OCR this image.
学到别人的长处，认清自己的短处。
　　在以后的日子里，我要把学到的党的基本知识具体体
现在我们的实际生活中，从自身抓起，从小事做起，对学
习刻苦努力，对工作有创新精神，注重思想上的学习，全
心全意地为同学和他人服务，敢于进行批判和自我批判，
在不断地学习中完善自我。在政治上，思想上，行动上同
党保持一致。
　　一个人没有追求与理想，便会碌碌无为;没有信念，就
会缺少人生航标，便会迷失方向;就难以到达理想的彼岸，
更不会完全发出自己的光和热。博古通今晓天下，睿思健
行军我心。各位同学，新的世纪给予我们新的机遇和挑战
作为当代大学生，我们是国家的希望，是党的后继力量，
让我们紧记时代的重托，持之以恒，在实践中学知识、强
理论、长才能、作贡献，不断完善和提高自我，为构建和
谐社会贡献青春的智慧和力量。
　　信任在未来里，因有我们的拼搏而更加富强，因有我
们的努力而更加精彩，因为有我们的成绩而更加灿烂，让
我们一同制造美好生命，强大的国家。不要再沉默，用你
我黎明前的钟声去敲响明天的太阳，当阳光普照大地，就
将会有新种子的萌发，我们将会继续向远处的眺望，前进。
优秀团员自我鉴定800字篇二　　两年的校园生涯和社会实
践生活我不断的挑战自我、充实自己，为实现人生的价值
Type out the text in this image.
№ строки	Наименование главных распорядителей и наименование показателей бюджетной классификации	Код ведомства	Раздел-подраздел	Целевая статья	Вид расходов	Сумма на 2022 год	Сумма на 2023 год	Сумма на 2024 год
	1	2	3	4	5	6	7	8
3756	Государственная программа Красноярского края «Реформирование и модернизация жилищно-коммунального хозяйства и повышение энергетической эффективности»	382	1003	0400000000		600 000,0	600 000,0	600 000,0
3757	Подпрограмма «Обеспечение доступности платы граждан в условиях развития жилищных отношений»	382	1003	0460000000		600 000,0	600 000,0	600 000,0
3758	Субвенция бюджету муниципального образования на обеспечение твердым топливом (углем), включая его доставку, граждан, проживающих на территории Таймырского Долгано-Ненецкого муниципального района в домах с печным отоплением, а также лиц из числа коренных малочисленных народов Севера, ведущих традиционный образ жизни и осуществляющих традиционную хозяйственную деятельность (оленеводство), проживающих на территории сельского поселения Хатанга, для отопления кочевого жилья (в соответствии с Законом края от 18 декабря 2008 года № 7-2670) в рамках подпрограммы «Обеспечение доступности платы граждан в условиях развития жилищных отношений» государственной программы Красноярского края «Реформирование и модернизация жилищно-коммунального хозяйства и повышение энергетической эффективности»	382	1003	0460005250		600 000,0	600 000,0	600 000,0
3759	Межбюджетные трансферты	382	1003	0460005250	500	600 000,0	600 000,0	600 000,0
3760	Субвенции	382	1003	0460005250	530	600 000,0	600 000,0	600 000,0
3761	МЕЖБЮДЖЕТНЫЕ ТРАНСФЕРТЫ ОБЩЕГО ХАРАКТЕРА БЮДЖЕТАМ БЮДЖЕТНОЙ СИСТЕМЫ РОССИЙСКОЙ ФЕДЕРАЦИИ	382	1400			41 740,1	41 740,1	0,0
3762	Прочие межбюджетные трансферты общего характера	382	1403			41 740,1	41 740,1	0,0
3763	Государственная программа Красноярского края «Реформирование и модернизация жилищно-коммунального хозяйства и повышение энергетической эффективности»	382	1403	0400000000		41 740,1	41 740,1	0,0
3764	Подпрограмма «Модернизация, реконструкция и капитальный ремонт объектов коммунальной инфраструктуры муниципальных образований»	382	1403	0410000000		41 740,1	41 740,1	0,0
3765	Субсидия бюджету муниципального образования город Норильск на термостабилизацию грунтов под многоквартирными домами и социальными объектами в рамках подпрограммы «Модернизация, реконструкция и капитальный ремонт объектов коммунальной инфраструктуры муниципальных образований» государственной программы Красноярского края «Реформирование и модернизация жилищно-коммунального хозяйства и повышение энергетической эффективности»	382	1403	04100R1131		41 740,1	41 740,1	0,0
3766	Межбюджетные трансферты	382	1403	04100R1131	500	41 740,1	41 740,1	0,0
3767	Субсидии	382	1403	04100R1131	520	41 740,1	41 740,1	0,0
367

== == ==

Repeat every record, exactly as written.

## [Correct answer]
OCR this image.
学到别人的长处，认清自己的短处。
　　在以后的日子里，我要把学到的党的基本知识具体体
现在我们的实际生活中，从自身抓起，从小事做起，对学
习刻苦努力，对工作有创新精神，注重思想上的学习，全
心全意地为同学和他人服务，敢于进行批判和自我批判，
在不断地学习中完善自我。在政治上，思想上，行动上同
党保持一致。
　　一个人没有追求与理想，便会碌碌无为;没有信念，就
会缺少人生航标，便会迷失方向;就难以到达理想的彼岸，
更不会完全发出自己的光和热。博古通今晓天下，睿思健
行军我心。各位同学，新的世纪给予我们新的机遇和挑战
作为当代大学生，我们是国家的希望，是党的后继力量，
让我们紧记时代的重托，持之以恒，在实践中学知识、强
理论、长才能、作贡献，不断完善和提高自我，为构建和
谐社会贡献青春的智慧和力量。
　　信任在未来里，因有我们的拼搏而更加富强，因有我
们的努力而更加精彩，因为有我们的成绩而更加灿烂，让
我们一同制造美好生命，强大的国家。不要再沉默，用你
我黎明前的钟声去敲响明天的太阳，当阳光普照大地，就
将会有新种子的萌发，我们将会继续向远处的眺望，前进。
优秀团员自我鉴定800字篇二　　两年的校园生涯和社会实
践生活我不断的挑战自我、充实自己，为实现人生的价值
Type out the text in this image.
№ строки	Наименование главных распорядителей и наименование показателей бюджетной классификации	Код ведомства	Раздел-подраздел	Целевая статья	Вид расходов	Сумма на 2022 год	Сумма на 2023 год	Сумма на 2024 год
	1	2	3	4	5	6	7	8
3756	Государственная программа Красноярского края «Реформирование и модернизация жилищно-коммунального хозяйства и повышение энергетической эффективности»	382	1003	0400000000		600 000,0	600 000,0	600 000,0
3757	Подпрограмма «Обеспечение доступности платы граждан в условиях развития жилищных отношений»	382	1003	0460000000		600 000,0	600 000,0	600 000,0
3758	Субвенция бюджету муниципального образования на обеспечение твердым топливом (углем), включая его доставку, граждан, проживающих на территории Таймырского Долгано-Ненецкого муниципального района в домах с печным отоплением, а также лиц из числа коренных малочисленных народов Севера, ведущих традиционный образ жизни и осуществляющих традиционную хозяйственную деятельность (оленеводство), проживающих на территории сельского поселения Хатанга, для отопления кочевого жилья (в соответствии с Законом края от 18 декабря 2008 года № 7-2670) в рамках подпрограммы «Обеспечение доступности платы граждан в условиях развития жилищных отношений» государственной программы Красноярского края «Реформирование и модернизация жилищно-коммунального хозяйства и повышение энергетической эффективности»	382	1003	0460005250		600 000,0	600 000,0	600 000,0
3759	Межбюджетные трансферты	382	1003	0460005250	500	600 000,0	600 000,0	600 000,0
3760	Субвенции	382	1003	0460005250	530	600 000,0	600 000,0	600 000,0
3761	МЕЖБЮДЖЕТНЫЕ ТРАНСФЕРТЫ ОБЩЕГО ХАРАКТЕРА БЮДЖЕТАМ БЮДЖЕТНОЙ СИСТЕМЫ РОССИЙСКОЙ ФЕДЕРАЦИИ	382	1400			41 740,1	41 740,1	0,0
3762	Прочие межбюджетные трансферты общего характера	382	1403			41 740,1	41 740,1	0,0
3763	Государственная программа Красноярского края «Реформирование и модернизация жилищно-коммунального хозяйства и повышение энергетической эффективности»	382	1403	0400000000		41 740,1	41 740,1	0,0
3764	Подпрограмма «Модернизация, реконструкция и капитальный ремонт объектов коммунальной инфраструктуры муниципальных образований»	382	1403	0410000000		41 740,1	41 740,1	0,0
3765	Субсидия бюджету муниципального образования город Норильск на термостабилизацию грунтов под многоквартирными домами и социальными объектами в рамках подпрограммы «Модернизация, реконструкция и капитальный ремонт объектов коммунальной инфраструктуры муниципальных образований» государственной программы Красноярского края «Реформирование и модернизация жилищно-коммунального хозяйства и повышение энергетической эффективности»	382	1403	04100R1131		41 740,1	41 740,1	0,0
3766	Межбюджетные трансферты	382	1403	04100R1131	500	41 740,1	41 740,1	0,0
3767	Субсидии	382	1403	04100R1131	520	41 740,1	41 740,1	0,0
367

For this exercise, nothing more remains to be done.